* TASK TO CARRY OUT:
Reproduce every entry below precisely. Pictures are excluded from the copy.

==== RECORDS SUPPLIED ====

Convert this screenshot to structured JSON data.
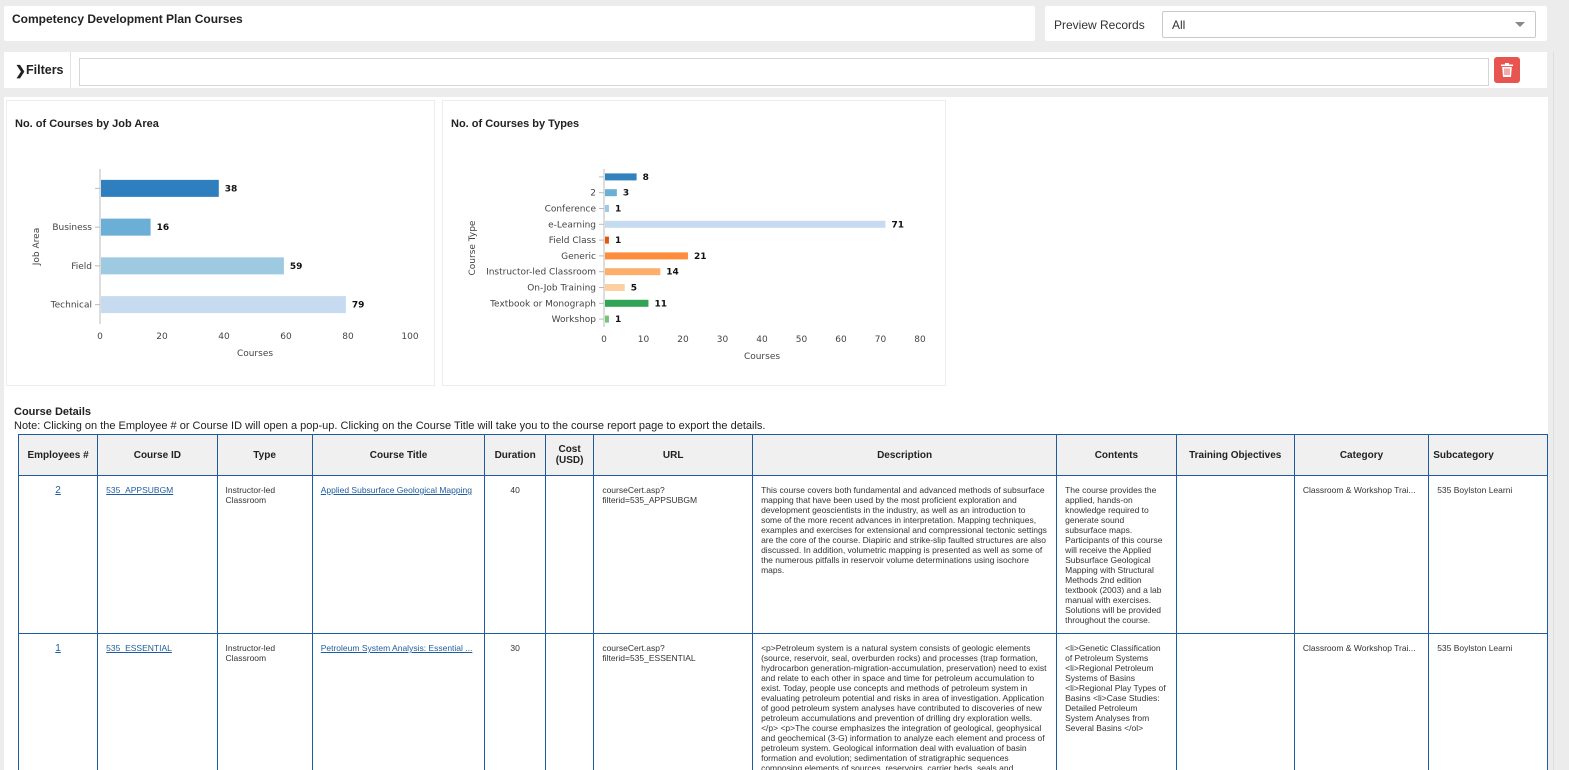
{
  "header": {
    "title": "Competency Development Plan Courses",
    "preview_label": "Preview Records",
    "preview_value": "All"
  },
  "filters": {
    "label": "Filters",
    "input_value": ""
  },
  "charts": {
    "job_area_title": "No. of Courses by Job Area",
    "types_title": "No. of Courses by Types"
  },
  "chart_data": [
    {
      "type": "bar",
      "orientation": "horizontal",
      "title": "No. of Courses by Job Area",
      "xlabel": "Courses",
      "ylabel": "Job Area",
      "categories": [
        "",
        "Business",
        "Field",
        "Technical"
      ],
      "values": [
        38,
        16,
        59,
        79
      ],
      "colors": [
        "#2f7ebd",
        "#6baed6",
        "#9ecae1",
        "#c6dbef"
      ],
      "xlim": [
        0,
        100
      ],
      "xticks": [
        0,
        20,
        40,
        60,
        80,
        100
      ],
      "grid": false,
      "legend": "none"
    },
    {
      "type": "bar",
      "orientation": "horizontal",
      "title": "No. of Courses by Types",
      "xlabel": "Courses",
      "ylabel": "Course Type",
      "categories": [
        "",
        "2",
        "Conference",
        "e-Learning",
        "Field Class",
        "Generic",
        "Instructor-led Classroom",
        "On-Job Training",
        "Textbook or Monograph",
        "Workshop"
      ],
      "values": [
        8,
        3,
        1,
        71,
        1,
        21,
        14,
        5,
        11,
        1
      ],
      "colors": [
        "#3182bd",
        "#6baed6",
        "#9ecae1",
        "#c6dbef",
        "#e6550d",
        "#fd8d3c",
        "#fdae6b",
        "#fdd0a2",
        "#31a354",
        "#74c476"
      ],
      "xlim": [
        0,
        80
      ],
      "xticks": [
        0,
        10,
        20,
        30,
        40,
        50,
        60,
        70,
        80
      ],
      "grid": false,
      "legend": "none"
    }
  ],
  "details": {
    "title": "Course Details",
    "note": "Note: Clicking on the Employee # or Course ID will open a pop-up. Clicking on the Course Title will take you to the course report page to export the details."
  },
  "table": {
    "headers": [
      "Employees #",
      "Course ID",
      "Type",
      "Course Title",
      "Duration",
      "Cost (USD)",
      "URL",
      "Description",
      "Contents",
      "Training Objectives",
      "Category",
      "Subcategory"
    ],
    "rows": [
      {
        "employees": "2",
        "course_id": "535_APPSUBGM",
        "type": "Instructor-led Classroom",
        "title": "Applied Subsurface Geological Mapping",
        "duration": "40",
        "cost": "",
        "url": "courseCert.asp?filterid=535_APPSUBGM",
        "description": "This course covers both fundamental and advanced methods of subsurface mapping that have been used by the most proficient exploration and development geoscientists in the industry, as well as an introduction to some of the more recent advances in interpretation. Mapping techniques, examples and exercises for extensional and compressional tectonic settings are the core of the course. Diapiric and strike-slip faulted structures are also discussed. In addition, volumetric mapping is presented as well as some of the numerous pitfalls in reservoir volume determinations using isochore maps.",
        "contents": "The course provides the applied, hands-on knowledge required to generate sound subsurface maps. Participants of this course will receive the Applied Subsurface Geological Mapping with Structural Methods 2nd edition textbook (2003) and a lab manual with exercises. Solutions will be provided throughout the course.",
        "objectives": "",
        "category": "Classroom & Workshop Trai...",
        "subcategory": "535 Boylston Learni"
      },
      {
        "employees": "1",
        "course_id": "535_ESSENTIAL",
        "type": "Instructor-led Classroom",
        "title": "Petroleum System Analysis: Essential ...",
        "duration": "30",
        "cost": "",
        "url": "courseCert.asp?filterid=535_ESSENTIAL",
        "description": "<p>Petroleum system is a natural system consists of geologic elements (source, reservoir, seal, overburden rocks) and processes (trap formation, hydrocarbon generation-migration-accumulation, preservation) need to exist and relate to each other in space and time for petroleum accumulation to exist. Today, people use concepts and methods of petroleum system in evaluating petroleum potential and risks in area of investigation. Application of good petroleum system analyses have contributed to discoveries of new petroleum accumulations and prevention of drilling dry exploration wells.</p> <p>The course emphasizes the integration of geological, geophysical and geochemical (3-G) information to analyze each element and process of petroleum system. Geological information deal with evaluation of basin formation and evolution; sedimentation of stratigraphic sequences composing elements of sources, reservoirs, carrier beds, seals and",
        "contents": "<li>Genetic Classification of Petroleum Systems <li>Regional Petroleum Systems of Basins <li>Regional Play Types of Basins <li>Case Studies: Detailed Petroleum System Analyses from Several Basins </ol>",
        "objectives": "",
        "category": "Classroom & Workshop Trai...",
        "subcategory": "535 Boylston Learni"
      }
    ]
  },
  "icons": {
    "filters_toggle": "chevron-right-icon",
    "clear_filters": "trash-icon",
    "select_caret": "caret-down-icon"
  },
  "colors": {
    "table_border": "#1f5c9e",
    "danger": "#e85550",
    "link": "#1f5c9e"
  }
}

====

* CORRECT OUTPUT:
Convert this screenshot to structured JSON data.
{
  "header": {
    "title": "Competency Development Plan Courses",
    "preview_label": "Preview Records",
    "preview_value": "All"
  },
  "filters": {
    "label": "Filters",
    "input_value": ""
  },
  "charts": {
    "job_area_title": "No. of Courses by Job Area",
    "types_title": "No. of Courses by Types"
  },
  "chart_data": [
    {
      "type": "bar",
      "orientation": "horizontal",
      "title": "No. of Courses by Job Area",
      "xlabel": "Courses",
      "ylabel": "Job Area",
      "categories": [
        "",
        "Business",
        "Field",
        "Technical"
      ],
      "values": [
        38,
        16,
        59,
        79
      ],
      "colors": [
        "#2f7ebd",
        "#6baed6",
        "#9ecae1",
        "#c6dbef"
      ],
      "xlim": [
        0,
        100
      ],
      "xticks": [
        0,
        20,
        40,
        60,
        80,
        100
      ],
      "grid": false,
      "legend": "none"
    },
    {
      "type": "bar",
      "orientation": "horizontal",
      "title": "No. of Courses by Types",
      "xlabel": "Courses",
      "ylabel": "Course Type",
      "categories": [
        "",
        "2",
        "Conference",
        "e-Learning",
        "Field Class",
        "Generic",
        "Instructor-led Classroom",
        "On-Job Training",
        "Textbook or Monograph",
        "Workshop"
      ],
      "values": [
        8,
        3,
        1,
        71,
        1,
        21,
        14,
        5,
        11,
        1
      ],
      "colors": [
        "#3182bd",
        "#6baed6",
        "#9ecae1",
        "#c6dbef",
        "#e6550d",
        "#fd8d3c",
        "#fdae6b",
        "#fdd0a2",
        "#31a354",
        "#74c476"
      ],
      "xlim": [
        0,
        80
      ],
      "xticks": [
        0,
        10,
        20,
        30,
        40,
        50,
        60,
        70,
        80
      ],
      "grid": false,
      "legend": "none"
    }
  ],
  "details": {
    "title": "Course Details",
    "note": "Note: Clicking on the Employee # or Course ID will open a pop-up. Clicking on the Course Title will take you to the course report page to export the details."
  },
  "table": {
    "headers": [
      "Employees #",
      "Course ID",
      "Type",
      "Course Title",
      "Duration",
      "Cost (USD)",
      "URL",
      "Description",
      "Contents",
      "Training Objectives",
      "Category",
      "Subcategory"
    ],
    "rows": [
      {
        "employees": "2",
        "course_id": "535_APPSUBGM",
        "type": "Instructor-led Classroom",
        "title": "Applied Subsurface Geological Mapping",
        "duration": "40",
        "cost": "",
        "url": "courseCert.asp?filterid=535_APPSUBGM",
        "description": "This course covers both fundamental and advanced methods of subsurface mapping that have been used by the most proficient exploration and development geoscientists in the industry, as well as an introduction to some of the more recent advances in interpretation. Mapping techniques, examples and exercises for extensional and compressional tectonic settings are the core of the course. Diapiric and strike-slip faulted structures are also discussed. In addition, volumetric mapping is presented as well as some of the numerous pitfalls in reservoir volume determinations using isochore maps.",
        "contents": "The course provides the applied, hands-on knowledge required to generate sound subsurface maps. Participants of this course will receive the Applied Subsurface Geological Mapping with Structural Methods 2nd edition textbook (2003) and a lab manual with exercises. Solutions will be provided throughout the course.",
        "objectives": "",
        "category": "Classroom & Workshop Trai...",
        "subcategory": "535 Boylston Learni"
      },
      {
        "employees": "1",
        "course_id": "535_ESSENTIAL",
        "type": "Instructor-led Classroom",
        "title": "Petroleum System Analysis: Essential ...",
        "duration": "30",
        "cost": "",
        "url": "courseCert.asp?filterid=535_ESSENTIAL",
        "description": "<p>Petroleum system is a natural system consists of geologic elements (source, reservoir, seal, overburden rocks) and processes (trap formation, hydrocarbon generation-migration-accumulation, preservation) need to exist and relate to each other in space and time for petroleum accumulation to exist. Today, people use concepts and methods of petroleum system in evaluating petroleum potential and risks in area of investigation. Application of good petroleum system analyses have contributed to discoveries of new petroleum accumulations and prevention of drilling dry exploration wells.</p> <p>The course emphasizes the integration of geological, geophysical and geochemical (3-G) information to analyze each element and process of petroleum system. Geological information deal with evaluation of basin formation and evolution; sedimentation of stratigraphic sequences composing elements of sources, reservoirs, carrier beds, seals and",
        "contents": "<li>Genetic Classification of Petroleum Systems <li>Regional Petroleum Systems of Basins <li>Regional Play Types of Basins <li>Case Studies: Detailed Petroleum System Analyses from Several Basins </ol>",
        "objectives": "",
        "category": "Classroom & Workshop Trai...",
        "subcategory": "535 Boylston Learni"
      }
    ]
  },
  "icons": {
    "filters_toggle": "chevron-right-icon",
    "clear_filters": "trash-icon",
    "select_caret": "caret-down-icon"
  },
  "colors": {
    "table_border": "#1f5c9e",
    "danger": "#e85550",
    "link": "#1f5c9e"
  }
}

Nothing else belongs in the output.